╭─ Material shown
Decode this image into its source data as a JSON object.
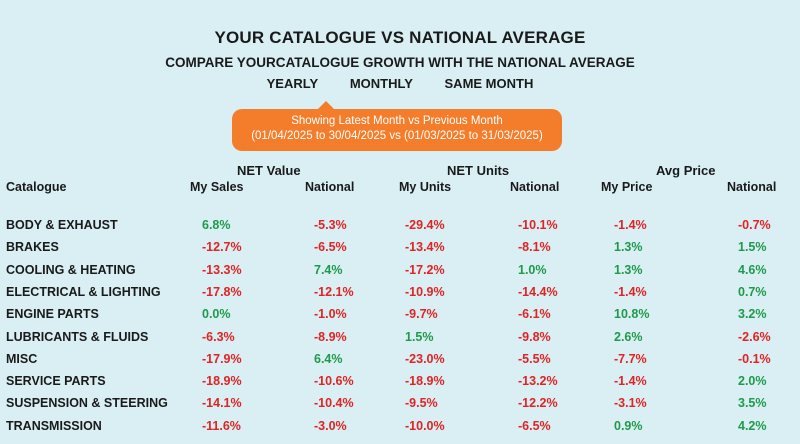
{
  "title": "YOUR CATALOGUE VS NATIONAL AVERAGE",
  "subtitle": "COMPARE YOURCATALOGUE GROWTH WITH THE NATIONAL AVERAGE",
  "period_tabs": [
    "YEARLY",
    "MONTHLY",
    "SAME MONTH"
  ],
  "info": {
    "line1": "Showing Latest Month vs Previous Month",
    "line2": "(01/04/2025 to 30/04/2025 vs (01/03/2025 to 31/03/2025)"
  },
  "groups": {
    "net_value": "NET Value",
    "net_units": "NET Units",
    "avg_price": "Avg Price"
  },
  "columns": {
    "catalogue": "Catalogue",
    "my_sales": "My Sales",
    "national_value": "National",
    "my_units": "My Units",
    "national_units": "National",
    "my_price": "My Price",
    "national_price": "National"
  },
  "colors": {
    "positive": "#1e9a4a",
    "negative": "#e02424",
    "accent": "#f47d2c",
    "background": "#d9eff3"
  },
  "rows": [
    {
      "name": "BODY & EXHAUST",
      "my_sales": "6.8%",
      "national_value": "-5.3%",
      "my_units": "-29.4%",
      "national_units": "-10.1%",
      "my_price": "-1.4%",
      "national_price": "-0.7%"
    },
    {
      "name": "BRAKES",
      "my_sales": "-12.7%",
      "national_value": "-6.5%",
      "my_units": "-13.4%",
      "national_units": "-8.1%",
      "my_price": "1.3%",
      "national_price": "1.5%"
    },
    {
      "name": "COOLING & HEATING",
      "my_sales": "-13.3%",
      "national_value": "7.4%",
      "my_units": "-17.2%",
      "national_units": "1.0%",
      "my_price": "1.3%",
      "national_price": "4.6%"
    },
    {
      "name": "ELECTRICAL & LIGHTING",
      "my_sales": "-17.8%",
      "national_value": "-12.1%",
      "my_units": "-10.9%",
      "national_units": "-14.4%",
      "my_price": "-1.4%",
      "national_price": "0.7%"
    },
    {
      "name": "ENGINE PARTS",
      "my_sales": "0.0%",
      "national_value": "-1.0%",
      "my_units": "-9.7%",
      "national_units": "-6.1%",
      "my_price": "10.8%",
      "national_price": "3.2%"
    },
    {
      "name": "LUBRICANTS & FLUIDS",
      "my_sales": "-6.3%",
      "national_value": "-8.9%",
      "my_units": "1.5%",
      "national_units": "-9.8%",
      "my_price": "2.6%",
      "national_price": "-2.6%"
    },
    {
      "name": "MISC",
      "my_sales": "-17.9%",
      "national_value": "6.4%",
      "my_units": "-23.0%",
      "national_units": "-5.5%",
      "my_price": "-7.7%",
      "national_price": "-0.1%"
    },
    {
      "name": "SERVICE PARTS",
      "my_sales": "-18.9%",
      "national_value": "-10.6%",
      "my_units": "-18.9%",
      "national_units": "-13.2%",
      "my_price": "-1.4%",
      "national_price": "2.0%"
    },
    {
      "name": "SUSPENSION & STEERING",
      "my_sales": "-14.1%",
      "national_value": "-10.4%",
      "my_units": "-9.5%",
      "national_units": "-12.2%",
      "my_price": "-3.1%",
      "national_price": "3.5%"
    },
    {
      "name": "TRANSMISSION",
      "my_sales": "-11.6%",
      "national_value": "-3.0%",
      "my_units": "-10.0%",
      "national_units": "-6.5%",
      "my_price": "0.9%",
      "national_price": "4.2%"
    }
  ]
}
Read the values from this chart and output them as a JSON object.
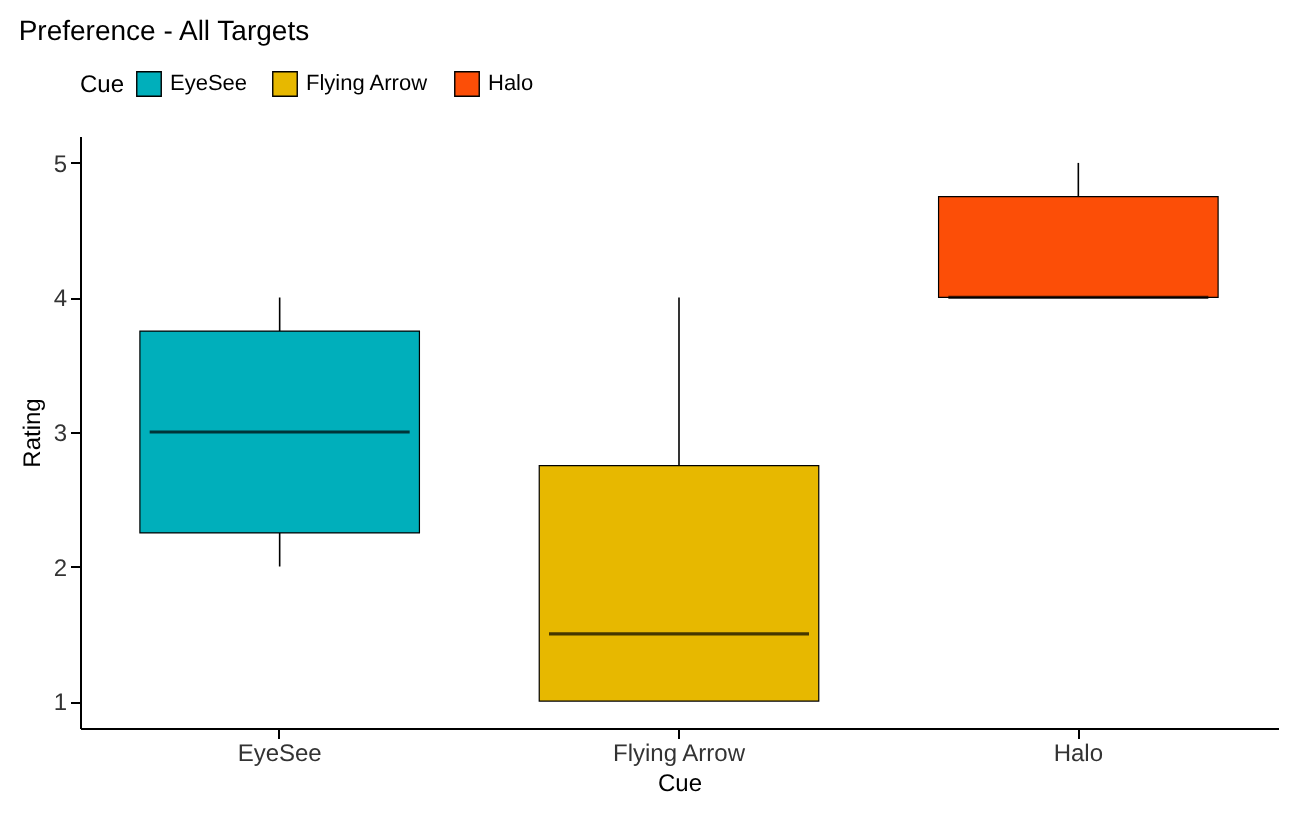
╰─
What is asked - From the records above, pull out every line containing the word "this".

Exercise result -
Decode this image into its source data as a JSON object.
Read the values from this chart and output them as a JSON object.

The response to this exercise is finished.